> Data records
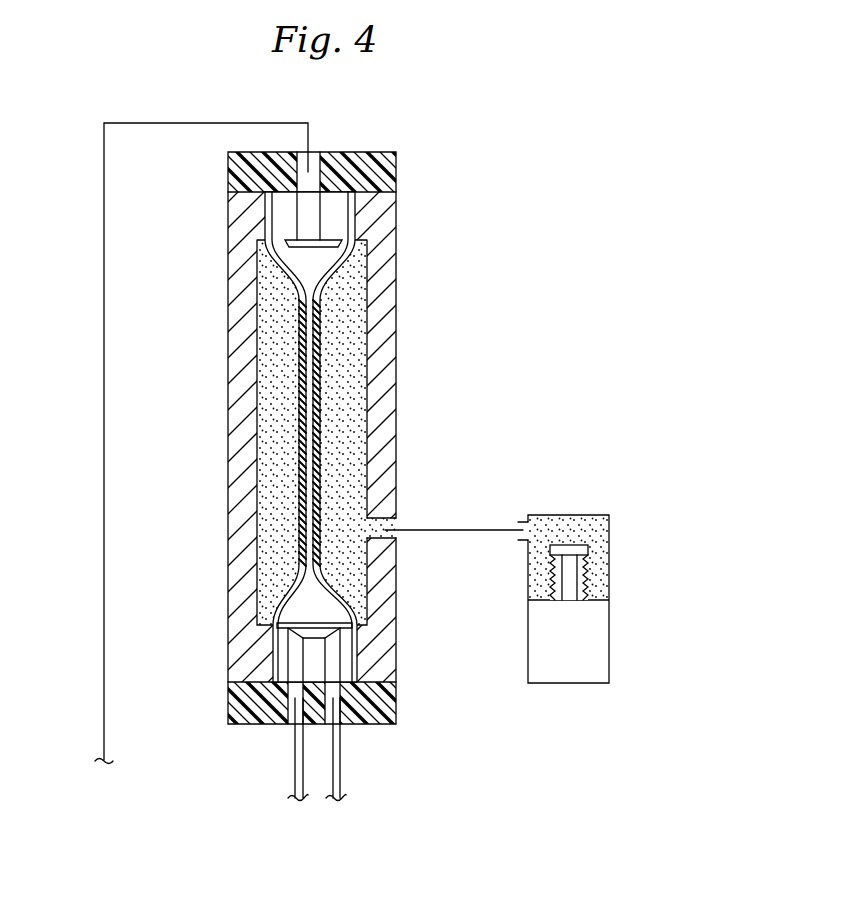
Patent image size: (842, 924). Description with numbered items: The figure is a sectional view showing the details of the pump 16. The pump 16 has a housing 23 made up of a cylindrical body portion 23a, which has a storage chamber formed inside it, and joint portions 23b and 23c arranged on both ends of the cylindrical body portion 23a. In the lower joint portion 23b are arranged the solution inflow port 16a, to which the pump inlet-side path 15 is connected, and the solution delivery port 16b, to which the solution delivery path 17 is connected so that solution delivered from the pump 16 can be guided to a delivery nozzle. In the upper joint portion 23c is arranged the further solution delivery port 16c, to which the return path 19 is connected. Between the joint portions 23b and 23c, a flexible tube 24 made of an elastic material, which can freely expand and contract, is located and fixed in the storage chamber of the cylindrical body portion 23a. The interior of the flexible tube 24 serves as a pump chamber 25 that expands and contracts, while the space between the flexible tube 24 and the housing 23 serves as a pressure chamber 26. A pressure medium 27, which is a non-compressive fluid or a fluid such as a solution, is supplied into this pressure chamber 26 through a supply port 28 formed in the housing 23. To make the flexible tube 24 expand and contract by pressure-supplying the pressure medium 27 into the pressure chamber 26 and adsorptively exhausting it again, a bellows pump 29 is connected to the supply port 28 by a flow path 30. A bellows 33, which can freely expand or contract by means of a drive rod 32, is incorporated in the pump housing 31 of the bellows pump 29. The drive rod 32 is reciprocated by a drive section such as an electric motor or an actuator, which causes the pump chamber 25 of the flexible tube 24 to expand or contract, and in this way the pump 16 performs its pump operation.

The pump inlet-side path 15 is at (295, 771).
The pump 16 is at (438, 128).
The solution inflow port 16a is at (298, 684).
The solution delivery port 16b is at (332, 688).
The solution delivery port 16c is at (305, 188).
The solution delivery path 17 is at (340, 771).
The return path 19 is at (103, 398).
The housing 23 is at (412, 298).
The cylindrical body portion 23a is at (390, 352).
The joint portion 23b is at (397, 708).
The joint portion 23c is at (393, 176).
The flexible tube 24 is at (318, 385).
The pump chamber 25 is at (305, 436).
The pressure chamber 26 is at (278, 563).
The pressure medium 27 is at (272, 502).
The supply port 28 is at (400, 518).
The bellows pump 29 is at (626, 563).
The flow path 30 is at (478, 528).
The pump housing 31 is at (583, 512).
The drive rod 32 is at (575, 595).
The bellows 33 is at (550, 577).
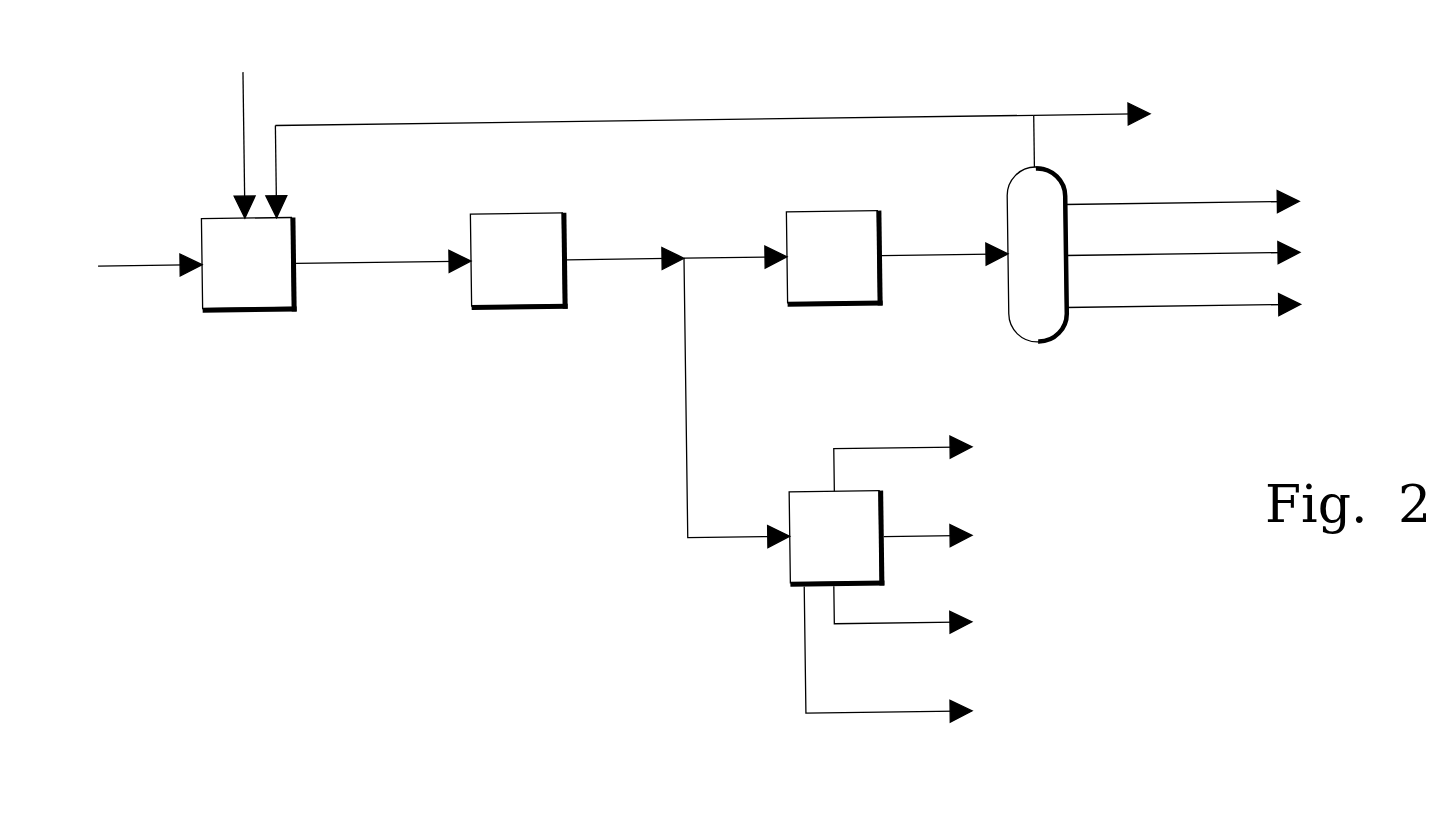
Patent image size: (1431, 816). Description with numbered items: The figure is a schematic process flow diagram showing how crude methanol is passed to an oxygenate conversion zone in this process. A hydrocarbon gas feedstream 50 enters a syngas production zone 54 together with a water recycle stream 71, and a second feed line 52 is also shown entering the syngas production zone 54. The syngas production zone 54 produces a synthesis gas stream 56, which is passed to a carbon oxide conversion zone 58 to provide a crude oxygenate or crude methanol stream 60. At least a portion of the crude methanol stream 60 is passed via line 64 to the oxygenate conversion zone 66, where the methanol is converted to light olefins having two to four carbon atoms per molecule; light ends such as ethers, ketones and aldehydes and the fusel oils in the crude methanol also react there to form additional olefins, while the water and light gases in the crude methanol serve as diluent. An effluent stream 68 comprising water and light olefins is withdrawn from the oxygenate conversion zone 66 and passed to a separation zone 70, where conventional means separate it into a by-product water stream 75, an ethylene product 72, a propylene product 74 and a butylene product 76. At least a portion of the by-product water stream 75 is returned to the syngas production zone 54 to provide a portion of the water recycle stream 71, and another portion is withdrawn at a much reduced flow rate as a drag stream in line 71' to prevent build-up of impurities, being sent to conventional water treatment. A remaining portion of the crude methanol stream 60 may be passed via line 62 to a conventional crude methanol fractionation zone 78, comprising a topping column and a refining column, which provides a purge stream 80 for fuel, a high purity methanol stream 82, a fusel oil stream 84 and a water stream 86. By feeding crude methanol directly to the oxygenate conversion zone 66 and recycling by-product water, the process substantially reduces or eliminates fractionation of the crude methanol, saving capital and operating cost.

The hydrocarbon gas feedstream 50 is at (148, 260).
The additive stream 52 is at (247, 103).
The syngas production zone 54 is at (265, 304).
The synthesis gas stream 56 is at (371, 260).
The carbon oxide conversion zone 58 is at (533, 305).
The crude methanol stream 60 is at (619, 259).
The line 62 is at (684, 396).
The line 64 is at (738, 257).
The oxygenate conversion zone 66 is at (852, 306).
The effluent stream 68 is at (932, 257).
The separation zone 70 is at (1052, 343).
The water recycle stream 71 is at (649, 145).
The drag stream 71' is at (1091, 94).
The ethylene product 72 is at (1165, 209).
The propylene product 74 is at (1165, 260).
The by-product water stream 75 is at (1035, 154).
The butylene product 76 is at (1165, 312).
The crude methanol fractionation zone 78 is at (786, 584).
The purge stream 80 is at (928, 451).
The high purity methanol stream 82 is at (928, 540).
The fusel oil stream 84 is at (926, 626).
The water stream 86 is at (926, 715).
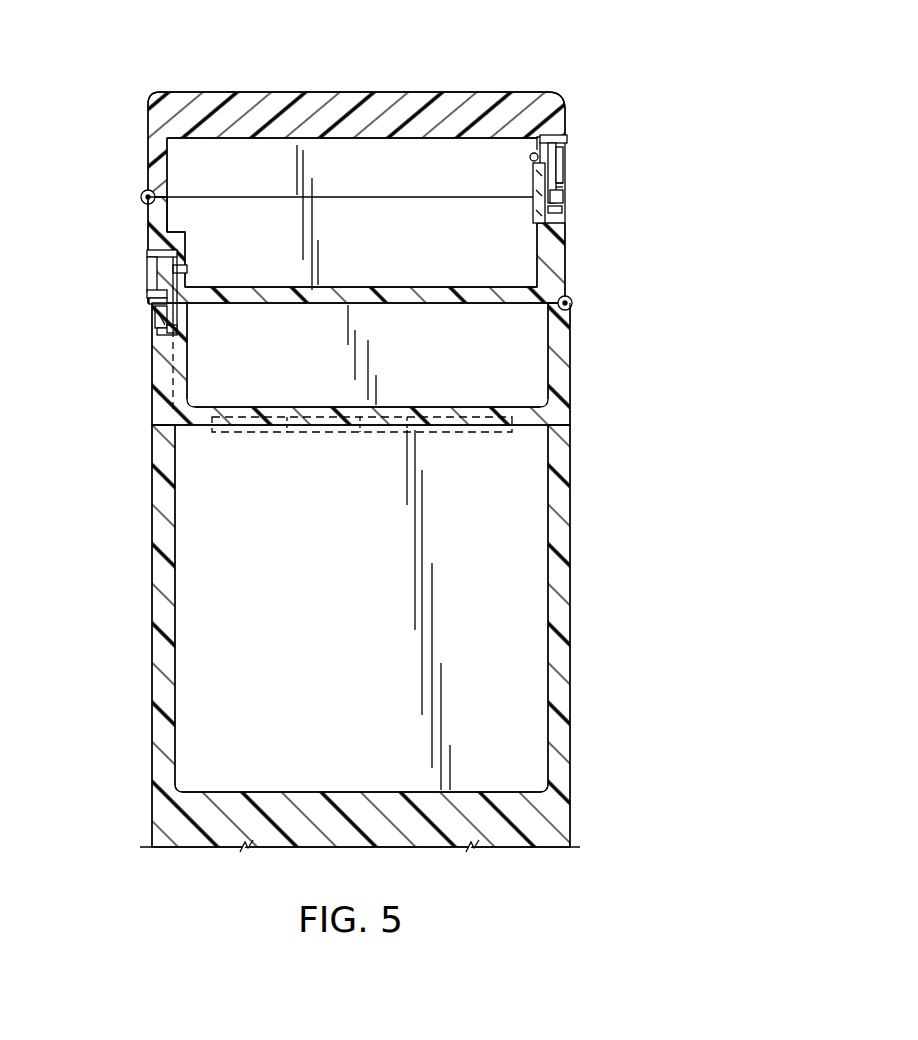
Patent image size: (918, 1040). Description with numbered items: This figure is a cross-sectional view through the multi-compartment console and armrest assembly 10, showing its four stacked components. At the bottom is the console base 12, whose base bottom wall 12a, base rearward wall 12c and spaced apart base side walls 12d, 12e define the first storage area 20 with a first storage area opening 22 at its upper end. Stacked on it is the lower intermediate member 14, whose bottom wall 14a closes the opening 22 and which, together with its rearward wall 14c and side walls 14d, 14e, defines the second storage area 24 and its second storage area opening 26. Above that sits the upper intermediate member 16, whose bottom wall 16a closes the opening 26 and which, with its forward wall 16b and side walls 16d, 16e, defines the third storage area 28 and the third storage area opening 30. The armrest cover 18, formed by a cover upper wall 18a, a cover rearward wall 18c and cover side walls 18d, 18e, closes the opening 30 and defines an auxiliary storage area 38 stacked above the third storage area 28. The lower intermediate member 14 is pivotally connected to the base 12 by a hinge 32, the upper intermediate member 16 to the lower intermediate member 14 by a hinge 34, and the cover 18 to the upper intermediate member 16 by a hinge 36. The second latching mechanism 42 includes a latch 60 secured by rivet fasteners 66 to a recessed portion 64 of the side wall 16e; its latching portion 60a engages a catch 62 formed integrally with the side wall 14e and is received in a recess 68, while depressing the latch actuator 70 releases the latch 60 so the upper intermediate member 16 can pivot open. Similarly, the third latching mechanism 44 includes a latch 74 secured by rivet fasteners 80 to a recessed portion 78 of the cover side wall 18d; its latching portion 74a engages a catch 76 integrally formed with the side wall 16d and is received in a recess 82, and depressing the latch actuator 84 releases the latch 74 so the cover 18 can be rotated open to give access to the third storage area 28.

The multi-compartment console and armrest assembly 10 is at (642, 91).
The console base 12 is at (578, 697).
The base bottom wall 12a is at (493, 825).
The base rearward wall 12c is at (518, 525).
The base side wall 12d is at (560, 605).
The base side wall 12e is at (165, 598).
The lower intermediate member 14 is at (575, 362).
The lower intermediate member bottom wall 14a is at (482, 407).
The lower intermediate rearward wall 14c is at (522, 340).
The lower intermediate member side wall 14d is at (560, 388).
The lower intermediate member side wall 14e is at (162, 385).
The upper intermediate member 16 is at (575, 248).
The upper intermediate member bottom wall 16a is at (432, 288).
The upper intermediate member forward wall 16b is at (432, 210).
The upper intermediate member side wall 16d is at (563, 262).
The upper intermediate member side wall 16e is at (155, 223).
The armrest cover 18 is at (574, 104).
The cover upper wall 18a is at (373, 100).
The cover rearward wall 18c is at (318, 178).
The cover side wall 18d is at (533, 170).
The cover side wall 18e is at (160, 150).
The first storage area 20 is at (373, 592).
The first storage area opening 22 is at (205, 418).
The second storage area 24 is at (433, 363).
The second storage area opening 26 is at (238, 290).
The third storage area 28 is at (395, 242).
The third storage area opening 30 is at (165, 197).
The hinge 32 is at (313, 433).
The hinge 34 is at (575, 303).
The hinge 36 is at (141, 196).
The auxiliary storage area 38 is at (380, 172).
The second latching mechanism 42 is at (152, 300).
The third latching mechanism 44 is at (560, 175).
The latch 60 is at (148, 272).
The latching portion 60a is at (160, 335).
The catch 62 is at (157, 313).
The recessed portion 64 is at (148, 252).
The rivet fasteners 66 is at (195, 270).
The recess 68 is at (178, 330).
The latch actuator 70 is at (148, 292).
The latch 74 is at (560, 165).
The latching portion 74a is at (556, 210).
The catch 76 is at (560, 198).
The recessed portion 78 is at (562, 147).
The rivet fasteners 80 is at (531, 155).
The recess 82 is at (532, 222).
The latch actuator 84 is at (560, 185).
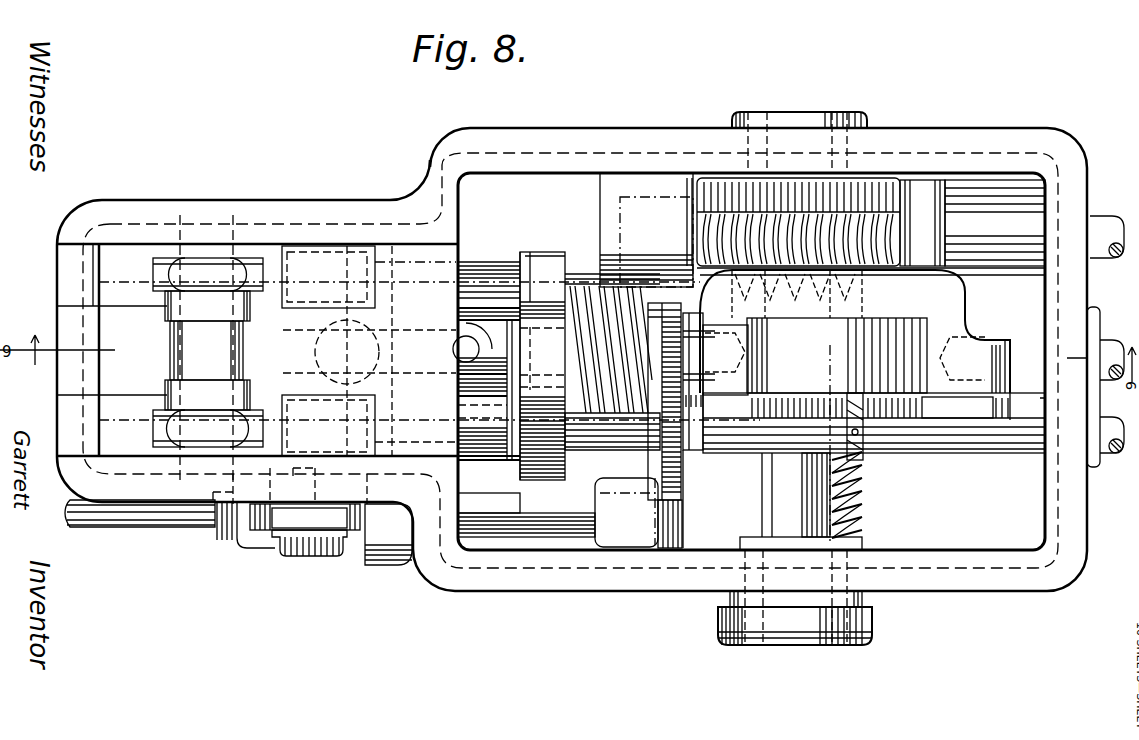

> SHORT EXERCISE
Copy the items above word for word, from their start through the line containing "The pump 16 is at (438, 128).", including that line. Omit the pictures.

> RESULT FOR THIS EXERCISE
Patent image size: (842, 924). Description with numbered items: The figure is a sectional view showing the details of the pump 16. The pump 16 has a housing 23 made up of a cylindrical body portion 23a, which has a storage chamber formed inside it, and joint portions 23b and 23c arranged on both ends of the cylindrical body portion 23a. In the lower joint portion 23b are arranged the solution inflow port 16a, to which the pump inlet-side path 15 is connected, and the solution delivery port 16b, to which the solution delivery path 17 is connected so that solution delivered from the pump 16 can be guided to a delivery nozzle. In the upper joint portion 23c is arranged the further solution delivery port 16c, to which the return path 19 is connected. Between the joint portions 23b and 23c, a flexible tube 24 made of an elastic material, which can freely expand and contract, is located and fixed in the storage chamber of the cylindrical body portion 23a. The interior of the flexible tube 24 serves as a pump chamber 25 that expands and contracts, while the space between the flexible tube 24 and the housing 23 serves as a pressure chamber 26. A pressure medium 27, which is a non-compressive fluid or a fluid such as a solution, is supplied into this pressure chamber 26 through a supply port 28 formed in the housing 23. To make the flexible tube 24 expand and contract by pressure-supplying the pressure medium 27 into the pressure chamber 26 and adsorptively exhausting it again, a bellows pump 29 is connected to the supply port 28 by a flow path 30. A bellows 33, which can freely expand or contract by means of a drive rod 32, is incorporated in the pump housing 31 of the bellows pump 29. The drive rod 32 is reciprocated by a drive section such as an electric motor or an actuator, which causes the pump chamber 25 of the flexible tube 24 to expand or contract, and in this way the pump 16 performs its pump operation.

The pump inlet-side path 15 is at (295, 771).
The pump 16 is at (438, 128).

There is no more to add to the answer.